[Set task]:
Reproduce all records exactly.

[Stored data]:
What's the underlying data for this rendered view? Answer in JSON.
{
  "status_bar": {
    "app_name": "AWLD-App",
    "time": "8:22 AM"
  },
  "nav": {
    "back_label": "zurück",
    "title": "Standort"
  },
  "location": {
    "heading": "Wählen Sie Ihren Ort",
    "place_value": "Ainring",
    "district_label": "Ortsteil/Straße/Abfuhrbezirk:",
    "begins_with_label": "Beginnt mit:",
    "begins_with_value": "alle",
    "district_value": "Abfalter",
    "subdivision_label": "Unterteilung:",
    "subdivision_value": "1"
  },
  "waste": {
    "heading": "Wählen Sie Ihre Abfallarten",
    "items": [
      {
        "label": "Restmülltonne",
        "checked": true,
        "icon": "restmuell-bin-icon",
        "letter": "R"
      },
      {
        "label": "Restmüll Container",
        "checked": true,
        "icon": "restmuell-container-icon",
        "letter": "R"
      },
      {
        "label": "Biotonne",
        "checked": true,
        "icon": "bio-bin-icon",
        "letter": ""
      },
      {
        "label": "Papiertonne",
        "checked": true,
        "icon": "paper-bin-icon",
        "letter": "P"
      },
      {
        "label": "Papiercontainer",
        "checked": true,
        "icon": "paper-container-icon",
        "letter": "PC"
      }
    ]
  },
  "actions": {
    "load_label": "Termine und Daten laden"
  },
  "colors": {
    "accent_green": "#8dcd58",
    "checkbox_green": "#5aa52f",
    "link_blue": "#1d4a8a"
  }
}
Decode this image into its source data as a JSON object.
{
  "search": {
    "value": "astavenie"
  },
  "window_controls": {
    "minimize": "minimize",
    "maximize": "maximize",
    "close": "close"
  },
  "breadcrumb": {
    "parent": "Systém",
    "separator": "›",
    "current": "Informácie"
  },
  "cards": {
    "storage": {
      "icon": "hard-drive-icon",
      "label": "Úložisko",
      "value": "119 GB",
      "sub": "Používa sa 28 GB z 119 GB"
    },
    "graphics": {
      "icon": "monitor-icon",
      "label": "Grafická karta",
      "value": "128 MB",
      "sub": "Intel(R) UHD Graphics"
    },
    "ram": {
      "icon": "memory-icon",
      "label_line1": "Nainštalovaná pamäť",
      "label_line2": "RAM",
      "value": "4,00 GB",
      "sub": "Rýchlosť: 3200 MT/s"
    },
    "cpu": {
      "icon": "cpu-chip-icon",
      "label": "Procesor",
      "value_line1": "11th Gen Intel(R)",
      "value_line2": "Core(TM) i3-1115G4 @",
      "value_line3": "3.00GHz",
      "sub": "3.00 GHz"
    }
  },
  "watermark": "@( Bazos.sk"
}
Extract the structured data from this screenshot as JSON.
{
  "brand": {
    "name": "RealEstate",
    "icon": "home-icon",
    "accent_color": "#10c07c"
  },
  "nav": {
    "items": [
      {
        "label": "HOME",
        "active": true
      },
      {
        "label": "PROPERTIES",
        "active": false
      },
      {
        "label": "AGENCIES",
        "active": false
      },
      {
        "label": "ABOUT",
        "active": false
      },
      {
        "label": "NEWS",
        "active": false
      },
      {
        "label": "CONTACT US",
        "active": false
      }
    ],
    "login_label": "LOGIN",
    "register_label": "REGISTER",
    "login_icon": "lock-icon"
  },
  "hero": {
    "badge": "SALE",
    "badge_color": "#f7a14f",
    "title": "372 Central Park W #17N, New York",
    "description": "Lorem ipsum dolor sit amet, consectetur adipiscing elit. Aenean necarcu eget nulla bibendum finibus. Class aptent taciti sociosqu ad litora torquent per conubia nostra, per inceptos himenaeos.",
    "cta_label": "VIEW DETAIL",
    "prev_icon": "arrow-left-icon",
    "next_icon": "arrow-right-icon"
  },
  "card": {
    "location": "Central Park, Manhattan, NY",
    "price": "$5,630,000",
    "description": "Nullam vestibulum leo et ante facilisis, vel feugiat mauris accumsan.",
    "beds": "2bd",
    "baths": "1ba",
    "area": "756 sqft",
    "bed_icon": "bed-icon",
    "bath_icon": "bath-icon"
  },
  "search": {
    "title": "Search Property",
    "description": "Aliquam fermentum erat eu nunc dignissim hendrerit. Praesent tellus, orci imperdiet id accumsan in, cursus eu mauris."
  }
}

[Exercise response]:
What's the underlying data for this rendered view? Answer in JSON.
{
  "status_bar": {
    "app_name": "AWLD-App",
    "time": "8:22 AM"
  },
  "nav": {
    "back_label": "zurück",
    "title": "Standort"
  },
  "location": {
    "heading": "Wählen Sie Ihren Ort",
    "place_value": "Ainring",
    "district_label": "Ortsteil/Straße/Abfuhrbezirk:",
    "begins_with_label": "Beginnt mit:",
    "begins_with_value": "alle",
    "district_value": "Abfalter",
    "subdivision_label": "Unterteilung:",
    "subdivision_value": "1"
  },
  "waste": {
    "heading": "Wählen Sie Ihre Abfallarten",
    "items": [
      {
        "label": "Restmülltonne",
        "checked": true,
        "icon": "restmuell-bin-icon",
        "letter": "R"
      },
      {
        "label": "Restmüll Container",
        "checked": true,
        "icon": "restmuell-container-icon",
        "letter": "R"
      },
      {
        "label": "Biotonne",
        "checked": true,
        "icon": "bio-bin-icon",
        "letter": ""
      },
      {
        "label": "Papiertonne",
        "checked": true,
        "icon": "paper-bin-icon",
        "letter": "P"
      },
      {
        "label": "Papiercontainer",
        "checked": true,
        "icon": "paper-container-icon",
        "letter": "PC"
      }
    ]
  },
  "actions": {
    "load_label": "Termine und Daten laden"
  },
  "colors": {
    "accent_green": "#8dcd58",
    "checkbox_green": "#5aa52f",
    "link_blue": "#1d4a8a"
  }
}
Decode this image into its source data as a JSON object.
{
  "search": {
    "value": "astavenie"
  },
  "window_controls": {
    "minimize": "minimize",
    "maximize": "maximize",
    "close": "close"
  },
  "breadcrumb": {
    "parent": "Systém",
    "separator": "›",
    "current": "Informácie"
  },
  "cards": {
    "storage": {
      "icon": "hard-drive-icon",
      "label": "Úložisko",
      "value": "119 GB",
      "sub": "Používa sa 28 GB z 119 GB"
    },
    "graphics": {
      "icon": "monitor-icon",
      "label": "Grafická karta",
      "value": "128 MB",
      "sub": "Intel(R) UHD Graphics"
    },
    "ram": {
      "icon": "memory-icon",
      "label_line1": "Nainštalovaná pamäť",
      "label_line2": "RAM",
      "value": "4,00 GB",
      "sub": "Rýchlosť: 3200 MT/s"
    },
    "cpu": {
      "icon": "cpu-chip-icon",
      "label": "Procesor",
      "value_line1": "11th Gen Intel(R)",
      "value_line2": "Core(TM) i3-1115G4 @",
      "value_line3": "3.00GHz",
      "sub": "3.00 GHz"
    }
  },
  "watermark": "@( Bazos.sk"
}
Extract the structured data from this screenshot as JSON.
{
  "brand": {
    "name": "RealEstate",
    "icon": "home-icon",
    "accent_color": "#10c07c"
  },
  "nav": {
    "items": [
      {
        "label": "HOME",
        "active": true
      },
      {
        "label": "PROPERTIES",
        "active": false
      },
      {
        "label": "AGENCIES",
        "active": false
      },
      {
        "label": "ABOUT",
        "active": false
      },
      {
        "label": "NEWS",
        "active": false
      },
      {
        "label": "CONTACT US",
        "active": false
      }
    ],
    "login_label": "LOGIN",
    "register_label": "REGISTER",
    "login_icon": "lock-icon"
  },
  "hero": {
    "badge": "SALE",
    "badge_color": "#f7a14f",
    "title": "372 Central Park W #17N, New York",
    "description": "Lorem ipsum dolor sit amet, consectetur adipiscing elit. Aenean necarcu eget nulla bibendum finibus. Class aptent taciti sociosqu ad litora torquent per conubia nostra, per inceptos himenaeos.",
    "cta_label": "VIEW DETAIL",
    "prev_icon": "arrow-left-icon",
    "next_icon": "arrow-right-icon"
  },
  "card": {
    "location": "Central Park, Manhattan, NY",
    "price": "$5,630,000",
    "description": "Nullam vestibulum leo et ante facilisis, vel feugiat mauris accumsan.",
    "beds": "2bd",
    "baths": "1ba",
    "area": "756 sqft",
    "bed_icon": "bed-icon",
    "bath_icon": "bath-icon"
  },
  "search": {
    "title": "Search Property",
    "description": "Aliquam fermentum erat eu nunc dignissim hendrerit. Praesent tellus, orci imperdiet id accumsan in, cursus eu mauris."
  }
}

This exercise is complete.